Copy each line with the word "name" in it.

— Start —

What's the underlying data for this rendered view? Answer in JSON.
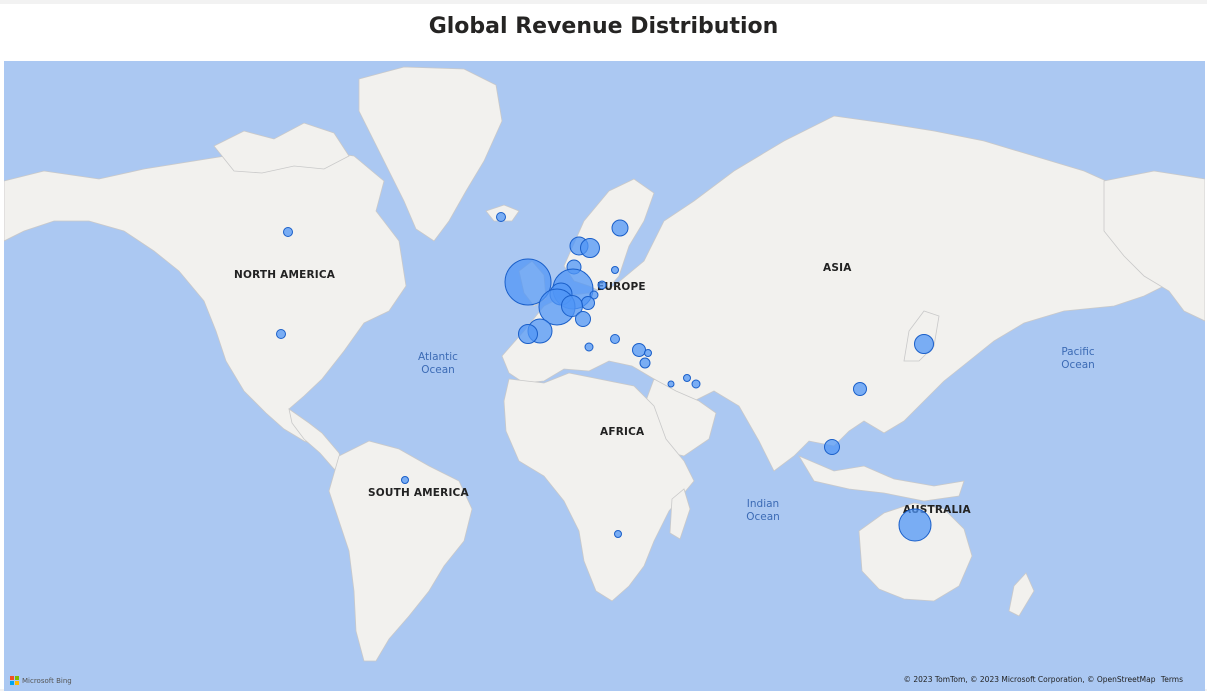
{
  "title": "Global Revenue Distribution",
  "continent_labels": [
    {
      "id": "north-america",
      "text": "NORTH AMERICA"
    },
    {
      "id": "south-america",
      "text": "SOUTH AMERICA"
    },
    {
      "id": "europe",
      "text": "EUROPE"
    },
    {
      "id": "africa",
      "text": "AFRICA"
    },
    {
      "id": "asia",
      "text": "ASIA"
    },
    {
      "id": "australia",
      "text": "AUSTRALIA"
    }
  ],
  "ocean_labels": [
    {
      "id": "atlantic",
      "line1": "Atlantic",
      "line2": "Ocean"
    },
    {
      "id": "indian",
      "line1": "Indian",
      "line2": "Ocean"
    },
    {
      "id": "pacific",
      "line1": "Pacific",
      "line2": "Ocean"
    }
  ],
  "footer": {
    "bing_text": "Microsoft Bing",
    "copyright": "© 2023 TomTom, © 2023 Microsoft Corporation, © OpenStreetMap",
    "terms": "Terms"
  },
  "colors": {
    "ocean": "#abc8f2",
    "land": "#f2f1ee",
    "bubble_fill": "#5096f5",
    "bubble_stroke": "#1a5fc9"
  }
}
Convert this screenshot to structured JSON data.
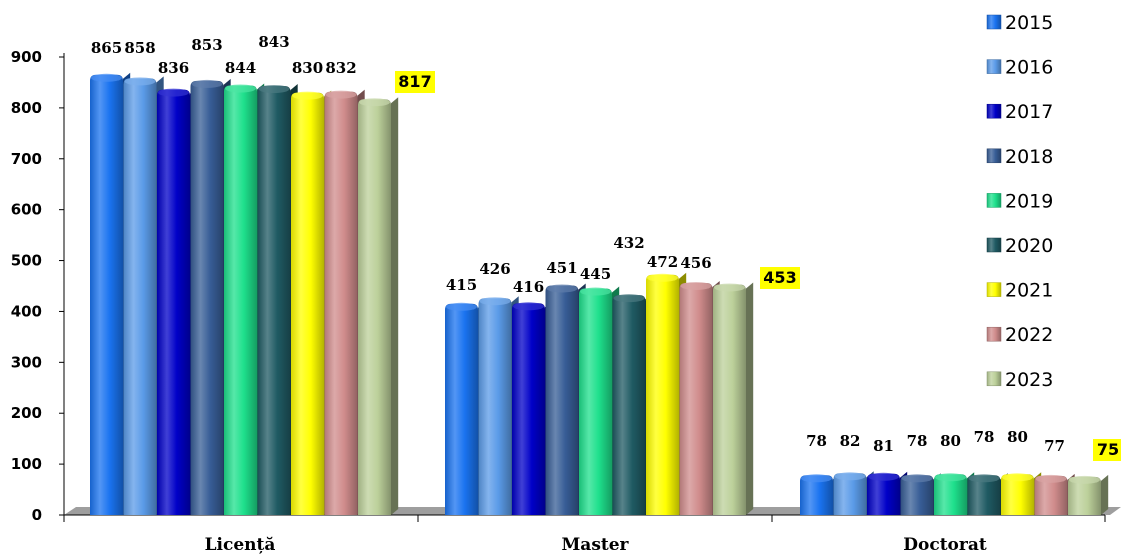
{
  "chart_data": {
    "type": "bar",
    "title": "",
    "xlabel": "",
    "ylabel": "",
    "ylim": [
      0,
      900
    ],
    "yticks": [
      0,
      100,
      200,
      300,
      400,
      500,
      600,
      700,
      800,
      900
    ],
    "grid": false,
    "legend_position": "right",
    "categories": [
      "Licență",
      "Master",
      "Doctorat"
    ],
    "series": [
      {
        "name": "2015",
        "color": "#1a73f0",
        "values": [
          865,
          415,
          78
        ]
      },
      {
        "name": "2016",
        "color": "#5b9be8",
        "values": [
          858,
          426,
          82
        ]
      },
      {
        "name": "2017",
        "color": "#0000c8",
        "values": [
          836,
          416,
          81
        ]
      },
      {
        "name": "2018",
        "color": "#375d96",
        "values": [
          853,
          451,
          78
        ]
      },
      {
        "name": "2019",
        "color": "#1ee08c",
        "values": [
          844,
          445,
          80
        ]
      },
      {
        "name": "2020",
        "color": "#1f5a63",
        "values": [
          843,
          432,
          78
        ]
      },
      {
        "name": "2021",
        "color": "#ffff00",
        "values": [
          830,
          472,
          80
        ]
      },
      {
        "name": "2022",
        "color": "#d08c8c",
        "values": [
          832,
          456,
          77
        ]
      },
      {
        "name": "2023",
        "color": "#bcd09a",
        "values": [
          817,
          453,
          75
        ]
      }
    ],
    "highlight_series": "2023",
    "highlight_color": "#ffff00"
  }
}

— End —
— Start —

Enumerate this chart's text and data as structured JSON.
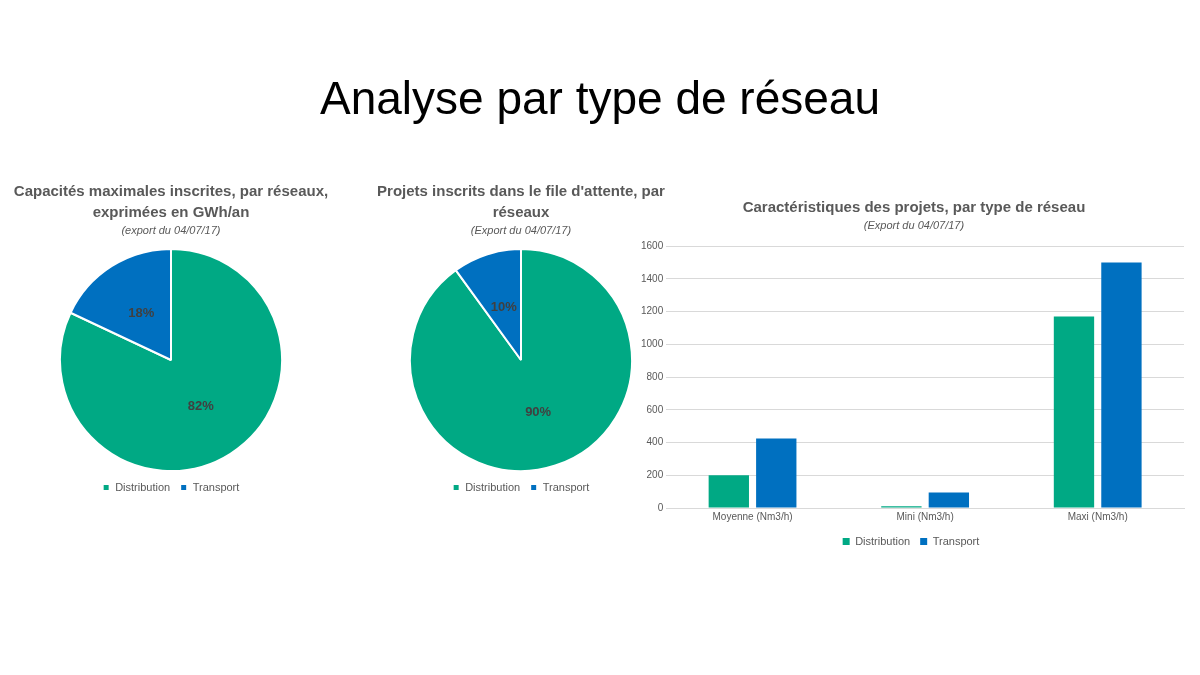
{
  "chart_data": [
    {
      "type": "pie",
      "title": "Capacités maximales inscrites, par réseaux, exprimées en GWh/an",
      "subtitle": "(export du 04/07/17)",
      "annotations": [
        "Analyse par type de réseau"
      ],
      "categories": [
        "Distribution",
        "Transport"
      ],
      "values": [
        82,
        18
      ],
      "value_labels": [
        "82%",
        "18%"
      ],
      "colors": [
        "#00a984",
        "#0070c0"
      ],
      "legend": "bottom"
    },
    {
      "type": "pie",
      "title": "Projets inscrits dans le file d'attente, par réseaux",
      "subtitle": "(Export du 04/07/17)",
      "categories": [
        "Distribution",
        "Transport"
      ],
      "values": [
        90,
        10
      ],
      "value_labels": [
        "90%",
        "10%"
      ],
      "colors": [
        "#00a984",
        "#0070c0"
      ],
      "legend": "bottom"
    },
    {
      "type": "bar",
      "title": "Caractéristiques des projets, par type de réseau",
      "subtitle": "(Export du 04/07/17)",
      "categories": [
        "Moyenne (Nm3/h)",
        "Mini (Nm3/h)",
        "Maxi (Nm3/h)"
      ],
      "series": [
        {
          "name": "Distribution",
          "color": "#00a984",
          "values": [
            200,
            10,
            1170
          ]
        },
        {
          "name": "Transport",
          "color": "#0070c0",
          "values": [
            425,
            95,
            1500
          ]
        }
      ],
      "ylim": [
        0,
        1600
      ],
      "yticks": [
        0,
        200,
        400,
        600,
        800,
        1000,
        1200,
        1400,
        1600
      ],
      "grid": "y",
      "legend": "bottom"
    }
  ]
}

— End —

ANSWER FOR THIS EXERCISE =
        "name": "2015",
        "name": "2016",
        "name": "2017",
        "name": "2018",
        "name": "2019",
        "name": "2020",
        "name": "2021",
        "name": "2022",
        "name": "2023",
          "name": "Distribution",
          "name": "Transport",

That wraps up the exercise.